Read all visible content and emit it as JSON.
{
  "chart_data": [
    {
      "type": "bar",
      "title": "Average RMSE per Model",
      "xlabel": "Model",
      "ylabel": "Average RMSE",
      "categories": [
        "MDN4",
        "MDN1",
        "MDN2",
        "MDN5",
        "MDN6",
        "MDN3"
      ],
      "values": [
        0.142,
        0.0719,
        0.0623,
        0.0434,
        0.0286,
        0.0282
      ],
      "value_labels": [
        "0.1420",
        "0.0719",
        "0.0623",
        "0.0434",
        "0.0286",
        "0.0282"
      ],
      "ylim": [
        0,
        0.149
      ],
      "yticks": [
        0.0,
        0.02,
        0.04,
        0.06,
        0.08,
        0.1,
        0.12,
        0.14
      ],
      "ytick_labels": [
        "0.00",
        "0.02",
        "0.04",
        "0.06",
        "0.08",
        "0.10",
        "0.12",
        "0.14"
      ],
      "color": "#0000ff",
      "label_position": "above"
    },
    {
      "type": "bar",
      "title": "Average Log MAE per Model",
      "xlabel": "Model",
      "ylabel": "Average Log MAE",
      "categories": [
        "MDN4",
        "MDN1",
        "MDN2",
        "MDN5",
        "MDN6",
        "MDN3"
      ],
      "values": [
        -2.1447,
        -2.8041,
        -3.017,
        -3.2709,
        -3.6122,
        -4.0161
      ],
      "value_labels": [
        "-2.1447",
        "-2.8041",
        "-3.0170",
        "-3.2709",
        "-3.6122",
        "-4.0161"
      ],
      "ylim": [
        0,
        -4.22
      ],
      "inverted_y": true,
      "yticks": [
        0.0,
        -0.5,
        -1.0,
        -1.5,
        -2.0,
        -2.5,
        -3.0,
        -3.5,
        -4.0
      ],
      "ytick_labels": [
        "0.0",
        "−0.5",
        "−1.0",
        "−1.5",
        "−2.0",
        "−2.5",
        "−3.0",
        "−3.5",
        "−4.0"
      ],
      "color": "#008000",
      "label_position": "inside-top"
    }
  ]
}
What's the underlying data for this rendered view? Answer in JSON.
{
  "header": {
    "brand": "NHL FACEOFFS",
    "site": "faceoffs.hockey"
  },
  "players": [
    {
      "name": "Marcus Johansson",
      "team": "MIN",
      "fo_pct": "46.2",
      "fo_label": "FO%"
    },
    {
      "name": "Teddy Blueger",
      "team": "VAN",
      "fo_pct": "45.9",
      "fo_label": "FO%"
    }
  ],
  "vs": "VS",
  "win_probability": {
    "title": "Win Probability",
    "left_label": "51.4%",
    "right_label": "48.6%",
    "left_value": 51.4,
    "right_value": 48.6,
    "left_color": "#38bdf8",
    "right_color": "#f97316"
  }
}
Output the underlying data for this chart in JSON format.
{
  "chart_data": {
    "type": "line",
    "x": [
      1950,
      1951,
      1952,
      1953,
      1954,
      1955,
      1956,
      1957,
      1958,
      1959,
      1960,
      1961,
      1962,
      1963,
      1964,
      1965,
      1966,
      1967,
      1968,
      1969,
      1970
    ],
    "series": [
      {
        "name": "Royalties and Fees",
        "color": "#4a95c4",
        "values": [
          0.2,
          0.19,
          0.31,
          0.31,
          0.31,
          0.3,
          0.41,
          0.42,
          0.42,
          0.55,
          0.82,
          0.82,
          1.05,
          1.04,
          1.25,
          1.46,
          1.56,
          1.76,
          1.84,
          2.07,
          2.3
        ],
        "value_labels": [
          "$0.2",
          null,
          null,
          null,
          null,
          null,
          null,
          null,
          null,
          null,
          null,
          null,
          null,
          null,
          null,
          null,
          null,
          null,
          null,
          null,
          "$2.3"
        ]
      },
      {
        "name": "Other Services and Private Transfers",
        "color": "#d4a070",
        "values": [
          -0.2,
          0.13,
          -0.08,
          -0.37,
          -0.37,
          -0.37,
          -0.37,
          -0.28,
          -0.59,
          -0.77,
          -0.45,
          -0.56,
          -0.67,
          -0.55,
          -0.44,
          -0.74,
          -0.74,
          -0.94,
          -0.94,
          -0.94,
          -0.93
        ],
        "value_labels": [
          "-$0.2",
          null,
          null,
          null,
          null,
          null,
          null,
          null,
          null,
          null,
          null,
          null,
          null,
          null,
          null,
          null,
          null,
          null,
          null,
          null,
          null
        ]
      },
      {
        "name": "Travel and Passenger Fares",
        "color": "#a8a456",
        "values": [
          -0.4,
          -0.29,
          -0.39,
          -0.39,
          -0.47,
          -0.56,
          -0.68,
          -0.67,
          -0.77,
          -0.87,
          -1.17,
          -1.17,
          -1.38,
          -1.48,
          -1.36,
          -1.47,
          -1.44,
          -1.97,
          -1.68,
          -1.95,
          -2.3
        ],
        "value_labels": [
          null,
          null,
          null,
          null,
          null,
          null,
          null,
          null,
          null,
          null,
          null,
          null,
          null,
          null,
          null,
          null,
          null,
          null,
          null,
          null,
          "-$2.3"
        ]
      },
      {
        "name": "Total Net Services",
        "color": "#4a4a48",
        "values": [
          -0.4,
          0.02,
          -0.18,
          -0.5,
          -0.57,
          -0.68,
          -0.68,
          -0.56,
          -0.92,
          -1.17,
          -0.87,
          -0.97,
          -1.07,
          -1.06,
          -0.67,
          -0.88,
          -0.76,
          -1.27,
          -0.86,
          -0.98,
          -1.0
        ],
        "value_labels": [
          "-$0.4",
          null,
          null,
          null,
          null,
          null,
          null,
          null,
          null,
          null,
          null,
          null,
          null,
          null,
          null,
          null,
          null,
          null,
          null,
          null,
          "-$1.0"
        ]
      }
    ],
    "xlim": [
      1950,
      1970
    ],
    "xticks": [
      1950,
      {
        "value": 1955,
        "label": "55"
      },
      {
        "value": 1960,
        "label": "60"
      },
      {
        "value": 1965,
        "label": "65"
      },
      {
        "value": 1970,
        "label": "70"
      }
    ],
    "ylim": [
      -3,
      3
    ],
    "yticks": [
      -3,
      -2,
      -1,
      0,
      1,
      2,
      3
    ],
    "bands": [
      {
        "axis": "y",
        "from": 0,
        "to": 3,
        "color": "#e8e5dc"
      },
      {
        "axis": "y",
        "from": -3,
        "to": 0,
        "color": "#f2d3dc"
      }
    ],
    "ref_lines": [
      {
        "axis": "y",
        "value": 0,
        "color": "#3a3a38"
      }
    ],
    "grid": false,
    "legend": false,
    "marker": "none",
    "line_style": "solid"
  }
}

· · · ·

PROBLEM TO SOLVE:
Scan the listing above. Gather each line that contains the word "JSON".

FULL ANSWER:
Read all visible content and emit it as JSON.
What's the underlying data for this rendered view? Answer in JSON.
Output the underlying data for this chart in JSON format.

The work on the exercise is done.